▶ Excerpted data
-- start --
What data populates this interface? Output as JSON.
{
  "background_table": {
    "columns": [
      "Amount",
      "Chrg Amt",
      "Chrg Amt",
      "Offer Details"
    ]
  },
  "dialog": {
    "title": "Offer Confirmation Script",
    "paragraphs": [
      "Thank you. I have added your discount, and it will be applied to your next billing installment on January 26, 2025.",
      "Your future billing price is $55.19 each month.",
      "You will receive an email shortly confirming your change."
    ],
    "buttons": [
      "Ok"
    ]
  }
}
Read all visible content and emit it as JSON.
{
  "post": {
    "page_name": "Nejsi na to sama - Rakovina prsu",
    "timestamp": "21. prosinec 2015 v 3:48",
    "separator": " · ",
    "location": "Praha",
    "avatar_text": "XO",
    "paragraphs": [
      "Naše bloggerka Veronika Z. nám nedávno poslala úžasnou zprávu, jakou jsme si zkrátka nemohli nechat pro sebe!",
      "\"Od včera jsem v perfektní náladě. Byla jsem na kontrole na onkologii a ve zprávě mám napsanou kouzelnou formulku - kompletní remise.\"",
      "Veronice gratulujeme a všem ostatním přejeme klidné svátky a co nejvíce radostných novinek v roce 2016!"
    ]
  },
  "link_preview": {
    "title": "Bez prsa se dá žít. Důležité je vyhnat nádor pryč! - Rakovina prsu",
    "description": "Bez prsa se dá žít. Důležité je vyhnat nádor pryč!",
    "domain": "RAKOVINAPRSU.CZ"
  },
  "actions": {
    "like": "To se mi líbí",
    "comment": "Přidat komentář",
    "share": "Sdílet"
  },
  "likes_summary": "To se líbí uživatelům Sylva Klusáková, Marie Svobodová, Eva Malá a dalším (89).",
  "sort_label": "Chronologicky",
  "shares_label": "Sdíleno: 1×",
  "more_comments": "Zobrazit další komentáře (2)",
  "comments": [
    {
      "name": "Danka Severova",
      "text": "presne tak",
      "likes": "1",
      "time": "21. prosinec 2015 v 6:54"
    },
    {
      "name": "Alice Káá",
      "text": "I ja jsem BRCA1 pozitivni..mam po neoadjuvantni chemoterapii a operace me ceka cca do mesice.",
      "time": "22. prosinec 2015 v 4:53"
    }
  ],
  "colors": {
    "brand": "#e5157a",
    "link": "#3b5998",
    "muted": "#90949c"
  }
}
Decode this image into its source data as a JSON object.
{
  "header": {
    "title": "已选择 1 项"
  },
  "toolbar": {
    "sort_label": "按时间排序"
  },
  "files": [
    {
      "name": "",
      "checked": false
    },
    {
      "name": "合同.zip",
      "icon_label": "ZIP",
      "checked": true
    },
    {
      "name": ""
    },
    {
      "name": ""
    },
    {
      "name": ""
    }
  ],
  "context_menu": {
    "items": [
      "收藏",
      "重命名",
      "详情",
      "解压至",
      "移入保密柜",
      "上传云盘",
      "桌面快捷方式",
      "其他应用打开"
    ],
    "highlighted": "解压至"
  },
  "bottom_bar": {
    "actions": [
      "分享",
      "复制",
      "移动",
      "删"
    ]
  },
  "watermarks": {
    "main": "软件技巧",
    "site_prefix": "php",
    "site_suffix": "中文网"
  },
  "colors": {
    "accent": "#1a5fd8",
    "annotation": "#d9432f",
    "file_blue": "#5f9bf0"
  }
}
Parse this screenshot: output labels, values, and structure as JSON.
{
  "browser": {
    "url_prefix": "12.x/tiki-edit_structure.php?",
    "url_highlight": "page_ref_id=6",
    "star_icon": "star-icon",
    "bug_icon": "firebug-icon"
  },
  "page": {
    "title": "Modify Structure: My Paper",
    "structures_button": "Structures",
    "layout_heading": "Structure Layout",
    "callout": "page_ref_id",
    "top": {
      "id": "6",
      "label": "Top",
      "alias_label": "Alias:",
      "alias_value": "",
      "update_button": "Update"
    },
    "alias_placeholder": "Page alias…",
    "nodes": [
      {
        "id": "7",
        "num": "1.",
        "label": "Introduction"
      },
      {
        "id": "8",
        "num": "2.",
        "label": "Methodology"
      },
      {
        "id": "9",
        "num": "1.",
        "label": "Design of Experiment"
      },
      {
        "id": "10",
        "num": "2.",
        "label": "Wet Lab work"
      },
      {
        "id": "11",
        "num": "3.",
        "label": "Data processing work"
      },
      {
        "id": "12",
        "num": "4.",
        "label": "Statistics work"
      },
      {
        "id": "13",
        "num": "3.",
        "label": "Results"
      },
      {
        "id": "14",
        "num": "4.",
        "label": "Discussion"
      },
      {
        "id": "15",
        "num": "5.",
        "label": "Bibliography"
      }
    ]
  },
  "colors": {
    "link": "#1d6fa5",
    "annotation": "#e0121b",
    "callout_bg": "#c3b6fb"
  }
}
-- end --
Restate the data above word for word.

▶ Right answer
What data populates this interface? Output as JSON.
{
  "background_table": {
    "columns": [
      "Amount",
      "Chrg Amt",
      "Chrg Amt",
      "Offer Details"
    ]
  },
  "dialog": {
    "title": "Offer Confirmation Script",
    "paragraphs": [
      "Thank you. I have added your discount, and it will be applied to your next billing installment on January 26, 2025.",
      "Your future billing price is $55.19 each month.",
      "You will receive an email shortly confirming your change."
    ],
    "buttons": [
      "Ok"
    ]
  }
}
Read all visible content and emit it as JSON.
{
  "post": {
    "page_name": "Nejsi na to sama - Rakovina prsu",
    "timestamp": "21. prosinec 2015 v 3:48",
    "separator": " · ",
    "location": "Praha",
    "avatar_text": "XO",
    "paragraphs": [
      "Naše bloggerka Veronika Z. nám nedávno poslala úžasnou zprávu, jakou jsme si zkrátka nemohli nechat pro sebe!",
      "\"Od včera jsem v perfektní náladě. Byla jsem na kontrole na onkologii a ve zprávě mám napsanou kouzelnou formulku - kompletní remise.\"",
      "Veronice gratulujeme a všem ostatním přejeme klidné svátky a co nejvíce radostných novinek v roce 2016!"
    ]
  },
  "link_preview": {
    "title": "Bez prsa se dá žít. Důležité je vyhnat nádor pryč! - Rakovina prsu",
    "description": "Bez prsa se dá žít. Důležité je vyhnat nádor pryč!",
    "domain": "RAKOVINAPRSU.CZ"
  },
  "actions": {
    "like": "To se mi líbí",
    "comment": "Přidat komentář",
    "share": "Sdílet"
  },
  "likes_summary": "To se líbí uživatelům Sylva Klusáková, Marie Svobodová, Eva Malá a dalším (89).",
  "sort_label": "Chronologicky",
  "shares_label": "Sdíleno: 1×",
  "more_comments": "Zobrazit další komentáře (2)",
  "comments": [
    {
      "name": "Danka Severova",
      "text": "presne tak",
      "likes": "1",
      "time": "21. prosinec 2015 v 6:54"
    },
    {
      "name": "Alice Káá",
      "text": "I ja jsem BRCA1 pozitivni..mam po neoadjuvantni chemoterapii a operace me ceka cca do mesice.",
      "time": "22. prosinec 2015 v 4:53"
    }
  ],
  "colors": {
    "brand": "#e5157a",
    "link": "#3b5998",
    "muted": "#90949c"
  }
}
Decode this image into its source data as a JSON object.
{
  "header": {
    "title": "已选择 1 项"
  },
  "toolbar": {
    "sort_label": "按时间排序"
  },
  "files": [
    {
      "name": "",
      "checked": false
    },
    {
      "name": "合同.zip",
      "icon_label": "ZIP",
      "checked": true
    },
    {
      "name": ""
    },
    {
      "name": ""
    },
    {
      "name": ""
    }
  ],
  "context_menu": {
    "items": [
      "收藏",
      "重命名",
      "详情",
      "解压至",
      "移入保密柜",
      "上传云盘",
      "桌面快捷方式",
      "其他应用打开"
    ],
    "highlighted": "解压至"
  },
  "bottom_bar": {
    "actions": [
      "分享",
      "复制",
      "移动",
      "删"
    ]
  },
  "watermarks": {
    "main": "软件技巧",
    "site_prefix": "php",
    "site_suffix": "中文网"
  },
  "colors": {
    "accent": "#1a5fd8",
    "annotation": "#d9432f",
    "file_blue": "#5f9bf0"
  }
}
Parse this screenshot: output labels, values, and structure as JSON.
{
  "browser": {
    "url_prefix": "12.x/tiki-edit_structure.php?",
    "url_highlight": "page_ref_id=6",
    "star_icon": "star-icon",
    "bug_icon": "firebug-icon"
  },
  "page": {
    "title": "Modify Structure: My Paper",
    "structures_button": "Structures",
    "layout_heading": "Structure Layout",
    "callout": "page_ref_id",
    "top": {
      "id": "6",
      "label": "Top",
      "alias_label": "Alias:",
      "alias_value": "",
      "update_button": "Update"
    },
    "alias_placeholder": "Page alias…",
    "nodes": [
      {
        "id": "7",
        "num": "1.",
        "label": "Introduction"
      },
      {
        "id": "8",
        "num": "2.",
        "label": "Methodology"
      },
      {
        "id": "9",
        "num": "1.",
        "label": "Design of Experiment"
      },
      {
        "id": "10",
        "num": "2.",
        "label": "Wet Lab work"
      },
      {
        "id": "11",
        "num": "3.",
        "label": "Data processing work"
      },
      {
        "id": "12",
        "num": "4.",
        "label": "Statistics work"
      },
      {
        "id": "13",
        "num": "3.",
        "label": "Results"
      },
      {
        "id": "14",
        "num": "4.",
        "label": "Discussion"
      },
      {
        "id": "15",
        "num": "5.",
        "label": "Bibliography"
      }
    ]
  },
  "colors": {
    "link": "#1d6fa5",
    "annotation": "#e0121b",
    "callout_bg": "#c3b6fb"
  }
}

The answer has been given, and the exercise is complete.